[TASK BRIEF]:
Pick out the lines below that include the string "ffffff".

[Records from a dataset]
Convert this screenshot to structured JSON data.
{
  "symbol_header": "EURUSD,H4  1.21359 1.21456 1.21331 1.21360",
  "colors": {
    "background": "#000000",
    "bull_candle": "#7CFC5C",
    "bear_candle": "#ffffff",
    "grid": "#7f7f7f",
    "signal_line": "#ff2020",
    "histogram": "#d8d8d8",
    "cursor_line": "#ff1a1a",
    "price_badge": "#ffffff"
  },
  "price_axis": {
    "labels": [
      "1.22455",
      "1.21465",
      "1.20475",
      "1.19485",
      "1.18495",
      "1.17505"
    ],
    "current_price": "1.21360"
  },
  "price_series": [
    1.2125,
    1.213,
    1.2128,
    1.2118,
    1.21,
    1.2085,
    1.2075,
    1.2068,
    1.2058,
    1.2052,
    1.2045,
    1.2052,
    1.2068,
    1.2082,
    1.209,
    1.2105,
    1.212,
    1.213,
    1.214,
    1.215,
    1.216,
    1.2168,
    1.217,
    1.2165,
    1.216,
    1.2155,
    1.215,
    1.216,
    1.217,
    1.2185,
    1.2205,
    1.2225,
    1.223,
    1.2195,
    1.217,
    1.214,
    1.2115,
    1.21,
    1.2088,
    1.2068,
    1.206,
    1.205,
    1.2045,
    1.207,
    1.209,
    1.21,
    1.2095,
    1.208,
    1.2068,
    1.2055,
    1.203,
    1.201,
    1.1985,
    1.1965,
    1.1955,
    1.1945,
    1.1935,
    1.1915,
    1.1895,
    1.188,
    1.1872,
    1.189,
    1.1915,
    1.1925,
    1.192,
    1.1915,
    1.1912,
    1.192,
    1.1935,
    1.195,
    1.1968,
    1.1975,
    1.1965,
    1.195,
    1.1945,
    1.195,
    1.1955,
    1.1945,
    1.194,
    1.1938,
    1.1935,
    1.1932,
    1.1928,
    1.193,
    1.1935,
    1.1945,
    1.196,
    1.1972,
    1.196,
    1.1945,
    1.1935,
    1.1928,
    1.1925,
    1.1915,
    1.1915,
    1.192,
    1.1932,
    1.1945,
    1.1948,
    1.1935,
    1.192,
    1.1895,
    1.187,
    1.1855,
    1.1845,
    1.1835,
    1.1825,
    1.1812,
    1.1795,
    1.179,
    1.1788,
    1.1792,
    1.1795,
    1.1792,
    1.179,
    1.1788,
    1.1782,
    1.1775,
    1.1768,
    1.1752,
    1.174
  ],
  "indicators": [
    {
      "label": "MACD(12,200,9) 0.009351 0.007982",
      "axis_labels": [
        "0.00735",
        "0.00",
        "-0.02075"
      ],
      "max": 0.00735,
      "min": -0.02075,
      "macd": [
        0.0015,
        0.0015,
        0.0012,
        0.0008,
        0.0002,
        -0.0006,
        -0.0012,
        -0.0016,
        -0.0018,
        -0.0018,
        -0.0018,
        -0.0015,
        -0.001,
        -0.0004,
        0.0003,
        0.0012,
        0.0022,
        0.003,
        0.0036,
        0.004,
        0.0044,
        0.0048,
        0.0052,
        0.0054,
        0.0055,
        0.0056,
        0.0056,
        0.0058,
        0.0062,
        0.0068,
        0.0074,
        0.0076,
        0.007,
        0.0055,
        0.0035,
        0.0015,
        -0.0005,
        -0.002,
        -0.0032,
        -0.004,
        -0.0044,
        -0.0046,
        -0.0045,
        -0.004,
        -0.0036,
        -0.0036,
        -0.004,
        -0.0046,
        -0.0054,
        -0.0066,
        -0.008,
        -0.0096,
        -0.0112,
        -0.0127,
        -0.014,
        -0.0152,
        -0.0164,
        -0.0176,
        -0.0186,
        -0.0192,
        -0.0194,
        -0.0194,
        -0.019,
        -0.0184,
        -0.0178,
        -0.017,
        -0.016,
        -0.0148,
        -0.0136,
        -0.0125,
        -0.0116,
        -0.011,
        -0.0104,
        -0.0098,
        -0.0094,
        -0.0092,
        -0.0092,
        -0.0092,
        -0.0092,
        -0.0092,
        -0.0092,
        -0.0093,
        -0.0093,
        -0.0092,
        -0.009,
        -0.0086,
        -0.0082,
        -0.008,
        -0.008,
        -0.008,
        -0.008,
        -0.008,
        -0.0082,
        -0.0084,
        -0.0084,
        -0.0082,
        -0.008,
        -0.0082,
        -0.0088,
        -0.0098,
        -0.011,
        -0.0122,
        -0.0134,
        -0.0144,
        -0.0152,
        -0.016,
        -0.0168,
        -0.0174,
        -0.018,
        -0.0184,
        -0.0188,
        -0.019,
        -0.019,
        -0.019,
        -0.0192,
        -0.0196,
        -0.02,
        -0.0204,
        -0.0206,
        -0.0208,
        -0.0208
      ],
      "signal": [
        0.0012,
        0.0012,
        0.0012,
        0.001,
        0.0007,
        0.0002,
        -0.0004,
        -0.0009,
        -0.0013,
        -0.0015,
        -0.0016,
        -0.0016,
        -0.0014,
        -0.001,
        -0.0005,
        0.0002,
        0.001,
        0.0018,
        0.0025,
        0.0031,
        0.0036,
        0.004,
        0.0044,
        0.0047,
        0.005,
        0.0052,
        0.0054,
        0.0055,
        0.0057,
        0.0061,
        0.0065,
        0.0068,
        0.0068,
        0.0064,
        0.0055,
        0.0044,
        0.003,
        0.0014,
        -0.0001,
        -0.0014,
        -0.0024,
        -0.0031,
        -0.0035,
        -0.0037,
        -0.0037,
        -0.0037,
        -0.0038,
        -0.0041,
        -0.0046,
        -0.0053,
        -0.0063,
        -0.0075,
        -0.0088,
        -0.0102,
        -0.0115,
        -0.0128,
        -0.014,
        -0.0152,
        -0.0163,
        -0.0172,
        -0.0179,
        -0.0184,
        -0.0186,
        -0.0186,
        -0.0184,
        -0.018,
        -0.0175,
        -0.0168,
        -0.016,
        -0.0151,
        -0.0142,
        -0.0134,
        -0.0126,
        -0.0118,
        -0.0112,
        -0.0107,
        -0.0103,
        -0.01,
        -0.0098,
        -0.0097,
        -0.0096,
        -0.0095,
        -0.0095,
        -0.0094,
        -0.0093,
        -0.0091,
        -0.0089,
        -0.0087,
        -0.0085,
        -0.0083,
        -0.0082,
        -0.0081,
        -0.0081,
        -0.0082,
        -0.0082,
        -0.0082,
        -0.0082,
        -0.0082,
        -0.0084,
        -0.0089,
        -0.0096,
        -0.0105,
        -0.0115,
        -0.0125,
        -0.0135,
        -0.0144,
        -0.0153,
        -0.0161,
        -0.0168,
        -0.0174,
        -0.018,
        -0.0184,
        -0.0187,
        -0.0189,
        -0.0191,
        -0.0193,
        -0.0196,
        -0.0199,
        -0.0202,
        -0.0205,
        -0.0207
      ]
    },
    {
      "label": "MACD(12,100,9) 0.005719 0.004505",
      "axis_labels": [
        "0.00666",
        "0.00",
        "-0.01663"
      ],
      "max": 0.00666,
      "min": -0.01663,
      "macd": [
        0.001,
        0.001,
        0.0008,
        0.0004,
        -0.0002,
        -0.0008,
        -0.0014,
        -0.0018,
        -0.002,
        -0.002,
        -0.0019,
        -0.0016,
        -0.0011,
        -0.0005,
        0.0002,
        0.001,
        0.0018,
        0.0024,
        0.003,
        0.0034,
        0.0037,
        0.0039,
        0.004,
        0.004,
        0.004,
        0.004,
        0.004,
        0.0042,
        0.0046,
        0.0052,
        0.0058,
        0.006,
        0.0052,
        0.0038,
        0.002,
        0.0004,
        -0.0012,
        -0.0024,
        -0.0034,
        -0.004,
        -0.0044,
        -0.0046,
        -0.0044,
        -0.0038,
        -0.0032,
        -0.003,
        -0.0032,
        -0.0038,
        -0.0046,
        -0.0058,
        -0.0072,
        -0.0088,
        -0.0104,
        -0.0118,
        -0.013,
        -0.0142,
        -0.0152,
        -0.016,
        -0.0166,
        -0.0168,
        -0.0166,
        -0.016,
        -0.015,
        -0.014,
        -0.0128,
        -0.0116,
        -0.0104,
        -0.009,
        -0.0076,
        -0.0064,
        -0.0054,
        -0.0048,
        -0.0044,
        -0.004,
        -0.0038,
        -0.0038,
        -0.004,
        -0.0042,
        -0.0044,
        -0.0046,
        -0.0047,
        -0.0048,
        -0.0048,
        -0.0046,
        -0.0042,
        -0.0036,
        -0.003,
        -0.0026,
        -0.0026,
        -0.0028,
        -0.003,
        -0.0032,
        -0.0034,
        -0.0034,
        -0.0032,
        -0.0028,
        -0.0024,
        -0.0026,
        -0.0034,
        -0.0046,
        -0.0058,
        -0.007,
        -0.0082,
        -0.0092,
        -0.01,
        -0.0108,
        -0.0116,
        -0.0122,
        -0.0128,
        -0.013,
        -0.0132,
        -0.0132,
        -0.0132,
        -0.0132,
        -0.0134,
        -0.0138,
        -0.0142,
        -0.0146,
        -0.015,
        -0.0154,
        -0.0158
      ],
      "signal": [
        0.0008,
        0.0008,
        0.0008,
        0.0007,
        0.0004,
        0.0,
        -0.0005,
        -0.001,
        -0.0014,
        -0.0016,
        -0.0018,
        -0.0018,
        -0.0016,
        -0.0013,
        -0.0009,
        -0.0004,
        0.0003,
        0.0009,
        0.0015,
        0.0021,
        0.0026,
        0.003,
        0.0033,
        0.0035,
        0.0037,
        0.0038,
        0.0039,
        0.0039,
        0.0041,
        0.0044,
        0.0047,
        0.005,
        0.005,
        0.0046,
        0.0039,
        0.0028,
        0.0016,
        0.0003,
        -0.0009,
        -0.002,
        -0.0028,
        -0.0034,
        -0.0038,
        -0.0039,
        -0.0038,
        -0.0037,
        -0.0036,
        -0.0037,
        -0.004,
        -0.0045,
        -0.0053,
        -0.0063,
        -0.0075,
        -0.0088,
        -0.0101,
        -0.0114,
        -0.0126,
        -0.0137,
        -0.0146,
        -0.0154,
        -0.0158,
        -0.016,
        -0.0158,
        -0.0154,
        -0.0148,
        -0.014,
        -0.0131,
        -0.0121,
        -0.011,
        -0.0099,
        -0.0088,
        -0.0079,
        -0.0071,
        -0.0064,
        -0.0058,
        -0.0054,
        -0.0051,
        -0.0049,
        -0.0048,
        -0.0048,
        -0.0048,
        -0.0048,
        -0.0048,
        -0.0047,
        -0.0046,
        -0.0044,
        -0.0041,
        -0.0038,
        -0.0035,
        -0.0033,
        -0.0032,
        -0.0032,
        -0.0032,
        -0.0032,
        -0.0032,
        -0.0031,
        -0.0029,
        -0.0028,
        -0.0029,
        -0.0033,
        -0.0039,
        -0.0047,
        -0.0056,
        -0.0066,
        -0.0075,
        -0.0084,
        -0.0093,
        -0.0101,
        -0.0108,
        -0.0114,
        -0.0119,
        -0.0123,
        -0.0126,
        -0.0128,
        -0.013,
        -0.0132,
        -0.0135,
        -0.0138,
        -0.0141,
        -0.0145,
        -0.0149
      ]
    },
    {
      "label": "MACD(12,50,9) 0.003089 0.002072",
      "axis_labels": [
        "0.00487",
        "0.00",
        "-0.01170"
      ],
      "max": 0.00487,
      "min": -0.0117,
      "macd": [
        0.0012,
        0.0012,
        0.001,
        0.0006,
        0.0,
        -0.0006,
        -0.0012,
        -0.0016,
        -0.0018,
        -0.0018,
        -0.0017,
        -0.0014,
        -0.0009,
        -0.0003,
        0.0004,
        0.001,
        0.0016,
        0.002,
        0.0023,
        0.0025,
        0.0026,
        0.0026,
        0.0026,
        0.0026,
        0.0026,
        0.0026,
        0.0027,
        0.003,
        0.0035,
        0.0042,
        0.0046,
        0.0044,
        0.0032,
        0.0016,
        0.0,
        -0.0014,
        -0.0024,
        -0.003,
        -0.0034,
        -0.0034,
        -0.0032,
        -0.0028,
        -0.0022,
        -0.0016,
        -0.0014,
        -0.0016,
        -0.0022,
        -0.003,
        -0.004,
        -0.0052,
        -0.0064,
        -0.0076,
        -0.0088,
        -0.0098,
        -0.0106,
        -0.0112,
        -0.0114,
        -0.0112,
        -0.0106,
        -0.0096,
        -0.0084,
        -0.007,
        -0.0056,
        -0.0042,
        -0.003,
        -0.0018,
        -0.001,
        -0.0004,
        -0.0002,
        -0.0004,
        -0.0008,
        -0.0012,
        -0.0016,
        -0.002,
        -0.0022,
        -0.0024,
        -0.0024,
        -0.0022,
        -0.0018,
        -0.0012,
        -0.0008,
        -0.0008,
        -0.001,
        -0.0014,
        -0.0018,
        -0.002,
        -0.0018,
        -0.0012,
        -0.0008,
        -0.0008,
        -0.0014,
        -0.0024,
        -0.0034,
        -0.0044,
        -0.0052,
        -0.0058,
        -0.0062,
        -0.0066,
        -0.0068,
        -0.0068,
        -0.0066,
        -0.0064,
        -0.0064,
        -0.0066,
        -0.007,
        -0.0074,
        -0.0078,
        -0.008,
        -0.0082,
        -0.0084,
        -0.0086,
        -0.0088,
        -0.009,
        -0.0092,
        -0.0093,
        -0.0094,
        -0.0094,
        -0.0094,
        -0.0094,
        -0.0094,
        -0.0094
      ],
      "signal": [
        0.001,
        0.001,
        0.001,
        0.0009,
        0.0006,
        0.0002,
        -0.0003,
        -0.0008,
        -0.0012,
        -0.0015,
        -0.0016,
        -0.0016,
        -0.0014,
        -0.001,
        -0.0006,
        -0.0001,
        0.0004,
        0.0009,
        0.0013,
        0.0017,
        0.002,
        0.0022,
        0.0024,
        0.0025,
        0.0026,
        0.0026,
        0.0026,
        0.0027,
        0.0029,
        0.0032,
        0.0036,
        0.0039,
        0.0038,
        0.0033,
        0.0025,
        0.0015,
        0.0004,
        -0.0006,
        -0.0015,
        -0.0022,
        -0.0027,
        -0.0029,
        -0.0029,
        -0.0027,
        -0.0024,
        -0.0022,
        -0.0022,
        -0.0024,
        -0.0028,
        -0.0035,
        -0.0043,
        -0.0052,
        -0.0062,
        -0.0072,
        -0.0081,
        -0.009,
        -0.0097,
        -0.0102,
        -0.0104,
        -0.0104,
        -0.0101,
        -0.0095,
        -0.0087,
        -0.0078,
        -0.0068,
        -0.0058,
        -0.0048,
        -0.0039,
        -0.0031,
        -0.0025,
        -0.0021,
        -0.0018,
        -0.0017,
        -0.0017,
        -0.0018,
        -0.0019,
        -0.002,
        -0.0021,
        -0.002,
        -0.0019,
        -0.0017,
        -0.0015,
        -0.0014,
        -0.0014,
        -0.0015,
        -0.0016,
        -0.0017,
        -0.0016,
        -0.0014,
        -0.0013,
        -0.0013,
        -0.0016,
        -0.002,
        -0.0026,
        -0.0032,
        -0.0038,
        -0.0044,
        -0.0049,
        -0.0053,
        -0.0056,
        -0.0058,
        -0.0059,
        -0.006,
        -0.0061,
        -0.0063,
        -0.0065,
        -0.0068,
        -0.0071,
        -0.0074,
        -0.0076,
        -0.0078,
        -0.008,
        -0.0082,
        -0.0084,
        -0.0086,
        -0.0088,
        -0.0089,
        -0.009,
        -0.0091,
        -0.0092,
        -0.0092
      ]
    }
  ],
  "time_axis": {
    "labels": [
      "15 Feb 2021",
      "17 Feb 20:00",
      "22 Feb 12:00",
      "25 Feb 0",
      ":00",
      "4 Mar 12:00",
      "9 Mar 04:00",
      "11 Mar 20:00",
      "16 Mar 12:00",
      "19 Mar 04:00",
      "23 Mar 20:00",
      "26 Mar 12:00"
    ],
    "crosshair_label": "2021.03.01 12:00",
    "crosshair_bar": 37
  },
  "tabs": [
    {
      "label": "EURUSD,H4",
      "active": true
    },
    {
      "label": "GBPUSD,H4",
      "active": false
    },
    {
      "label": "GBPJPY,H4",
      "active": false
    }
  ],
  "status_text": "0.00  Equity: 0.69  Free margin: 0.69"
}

[ANSWER TO THE PROBLEM]:
    "bear_candle": "#ffffff",
    "price_badge": "#ffffff"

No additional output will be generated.